Task brief:
Go through the lines below and copy each one that holds the string "title".

(Data records)
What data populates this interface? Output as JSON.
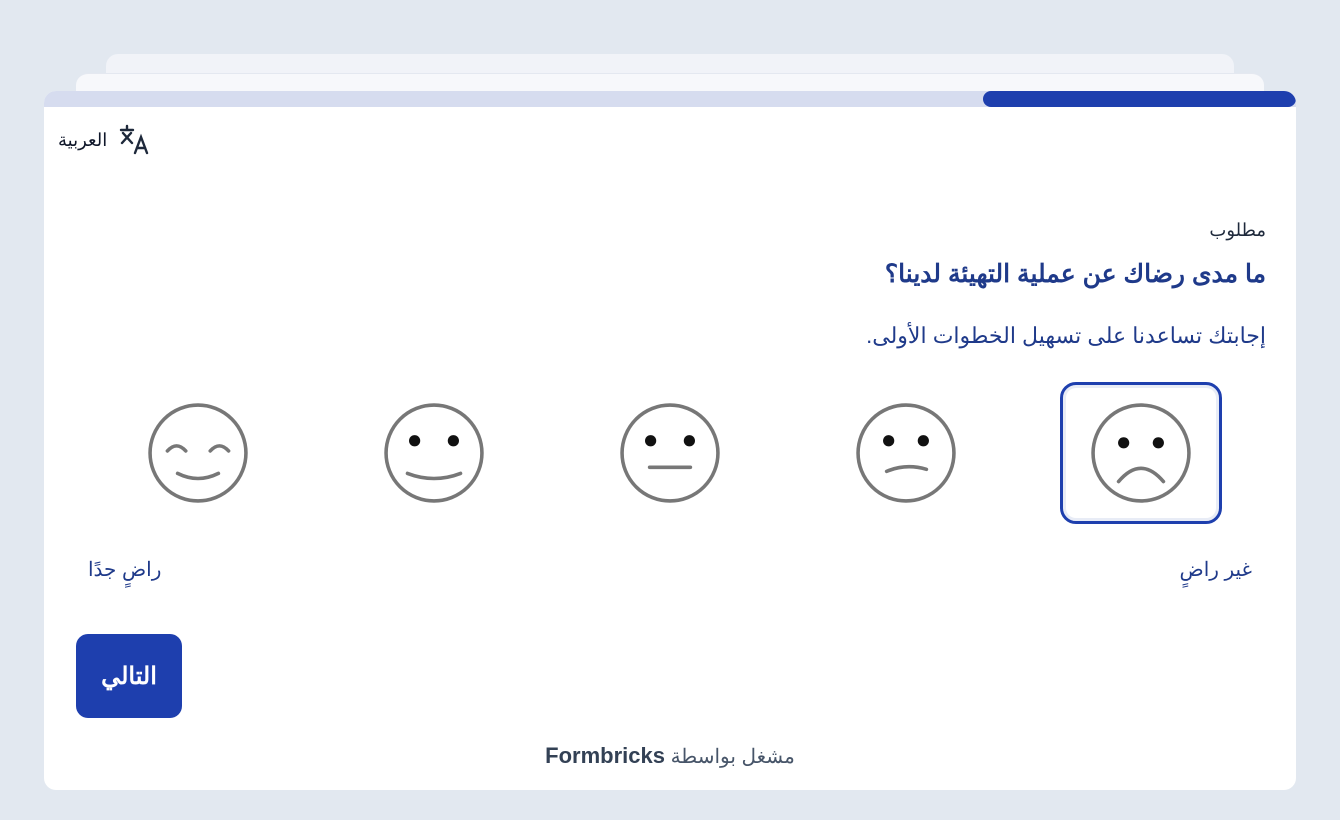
{
  "survey": {
    "progress_percent": 25,
    "language_label": "العربية",
    "language_icon": "translate-icon",
    "required_label": "مطلوب",
    "question": "ما مدى رضاك عن عملية التهيئة لدينا؟",
    "subheader": "إجابتك تساعدنا على تسهيل الخطوات الأولى.",
    "rating": {
      "options": [
        {
          "face": "frowning-face-icon",
          "value": 1
        },
        {
          "face": "slightly-frowning-face-icon",
          "value": 2
        },
        {
          "face": "neutral-face-icon",
          "value": 3
        },
        {
          "face": "slightly-smiling-face-icon",
          "value": 4
        },
        {
          "face": "smiling-eyes-face-icon",
          "value": 5
        }
      ],
      "selected_value": 1,
      "low_label": "غير راضٍ",
      "high_label": "راضٍ جدًا"
    },
    "next_button": "التالي",
    "footer_prefix": "مشغل بواسطة",
    "footer_brand": "Formbricks"
  },
  "colors": {
    "accent": "#1e3fae",
    "question_text": "#1f3a8a",
    "background": "#e2e8f0",
    "face_stroke": "#777777"
  }
}
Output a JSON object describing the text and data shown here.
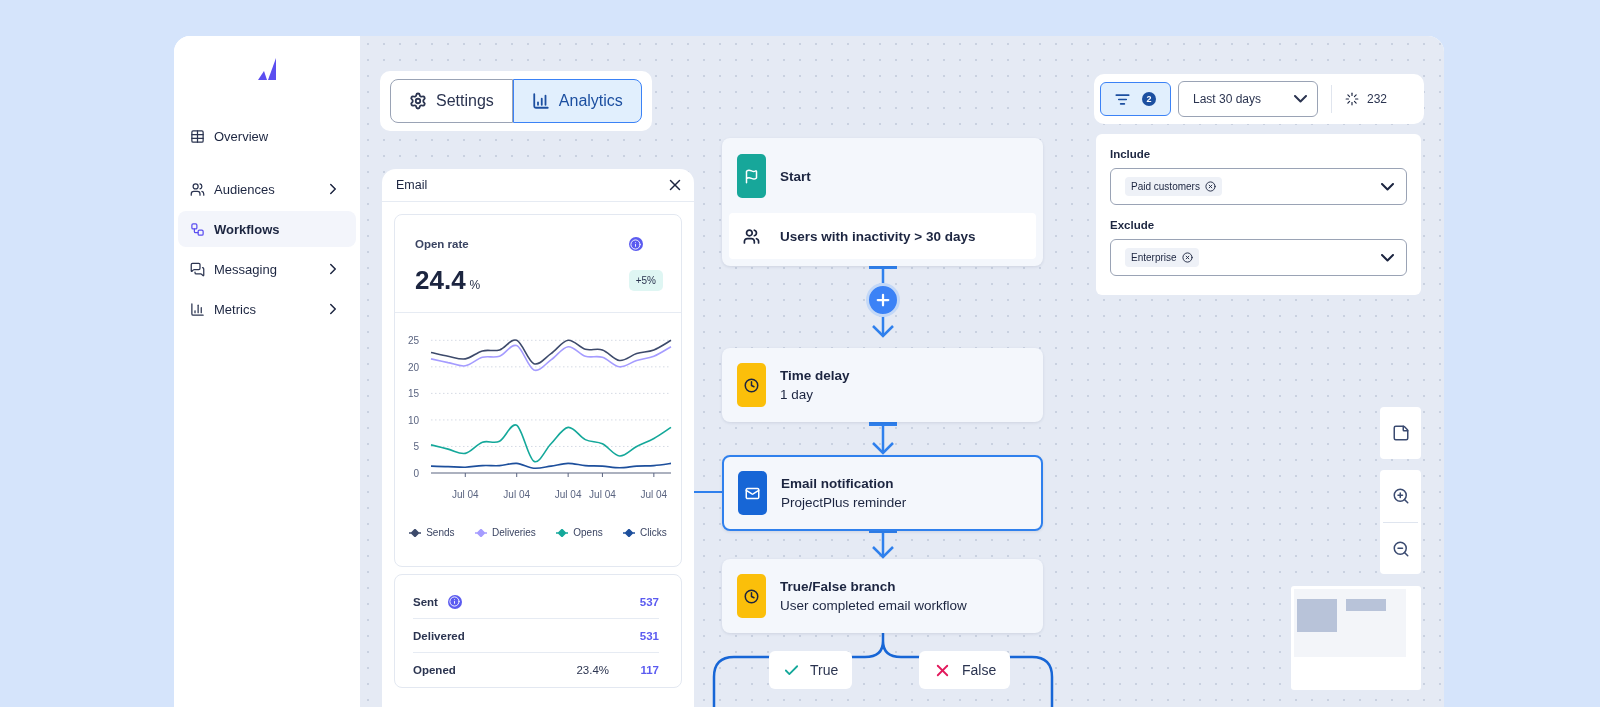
{
  "sidebar": {
    "items": [
      {
        "label": "Overview",
        "selected": false,
        "expandable": false
      },
      {
        "label": "Audiences",
        "selected": false,
        "expandable": true
      },
      {
        "label": "Workflows",
        "selected": true,
        "expandable": false
      },
      {
        "label": "Messaging",
        "selected": false,
        "expandable": true
      },
      {
        "label": "Metrics",
        "selected": false,
        "expandable": true
      }
    ]
  },
  "view_tabs": [
    {
      "label": "Settings",
      "selected": false
    },
    {
      "label": "Analytics",
      "selected": true
    }
  ],
  "email_panel": {
    "title": "Email",
    "metric": {
      "label": "Open rate",
      "value": "24.4",
      "unit": "%",
      "change": "+5%"
    },
    "chart_data": {
      "type": "line",
      "categories": [
        null,
        null,
        "Jul 04",
        null,
        null,
        "Jul 04",
        null,
        null,
        "Jul 04",
        null,
        "Jul 04",
        null,
        null,
        "Jul 04",
        null
      ],
      "grid": true,
      "ylim": [
        0,
        25
      ],
      "yticks": [
        0,
        5,
        10,
        15,
        20,
        25
      ],
      "series": [
        {
          "name": "Sends",
          "color": "#3d4a6b",
          "values": [
            22.7,
            22,
            21.5,
            23,
            23.2,
            25,
            20.6,
            22.5,
            25,
            23.3,
            23.2,
            21.2,
            22.5,
            23.2,
            25
          ]
        },
        {
          "name": "Deliveries",
          "color": "#a59cff",
          "values": [
            21.5,
            20.8,
            20.2,
            21.8,
            22,
            24,
            19.4,
            21.3,
            23.8,
            22,
            21.8,
            20,
            21.2,
            22,
            23.8
          ]
        },
        {
          "name": "Opens",
          "color": "#14a89a",
          "values": [
            5.3,
            4.5,
            3.7,
            5.8,
            6,
            9,
            2.2,
            5.5,
            8.6,
            6.3,
            5.5,
            3.2,
            5,
            6.5,
            8.6
          ]
        },
        {
          "name": "Clicks",
          "color": "#1d4f9c",
          "values": [
            1.3,
            1.2,
            1.1,
            1.4,
            1.4,
            1.8,
            0.9,
            1.3,
            1.8,
            1.4,
            1.3,
            1,
            1.3,
            1.4,
            1.8
          ]
        }
      ]
    },
    "stats": [
      {
        "label": "Sent",
        "info": true,
        "count": "537"
      },
      {
        "label": "Delivered",
        "info": false,
        "count": "531"
      },
      {
        "label": "Opened",
        "info": false,
        "share": "23.4%",
        "count": "117"
      }
    ]
  },
  "workflow": {
    "nodes": [
      {
        "kind": "start",
        "title": "Start",
        "condition": "Users with inactivity > 30 days",
        "selected": false
      },
      {
        "kind": "delay",
        "title": "Time delay",
        "detail": "1 day",
        "selected": false
      },
      {
        "kind": "email",
        "title": "Email notification",
        "detail": "ProjectPlus reminder",
        "selected": true
      },
      {
        "kind": "branch",
        "title": "True/False branch",
        "detail": "User completed email workflow",
        "selected": false
      }
    ],
    "branches": [
      {
        "kind": "true",
        "label": "True"
      },
      {
        "kind": "false",
        "label": "False"
      }
    ]
  },
  "filters": {
    "active": true,
    "count": "2",
    "period": "Last 30 days",
    "total": "232",
    "groups": [
      {
        "label": "Include",
        "tags": [
          "Paid customers"
        ]
      },
      {
        "label": "Exclude",
        "tags": [
          "Enterprise"
        ]
      }
    ]
  }
}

Finished answer:
    "title": "Email",
        "title": "Start",
        "title": "Time delay",
        "title": "Email notification",
        "title": "True/False branch",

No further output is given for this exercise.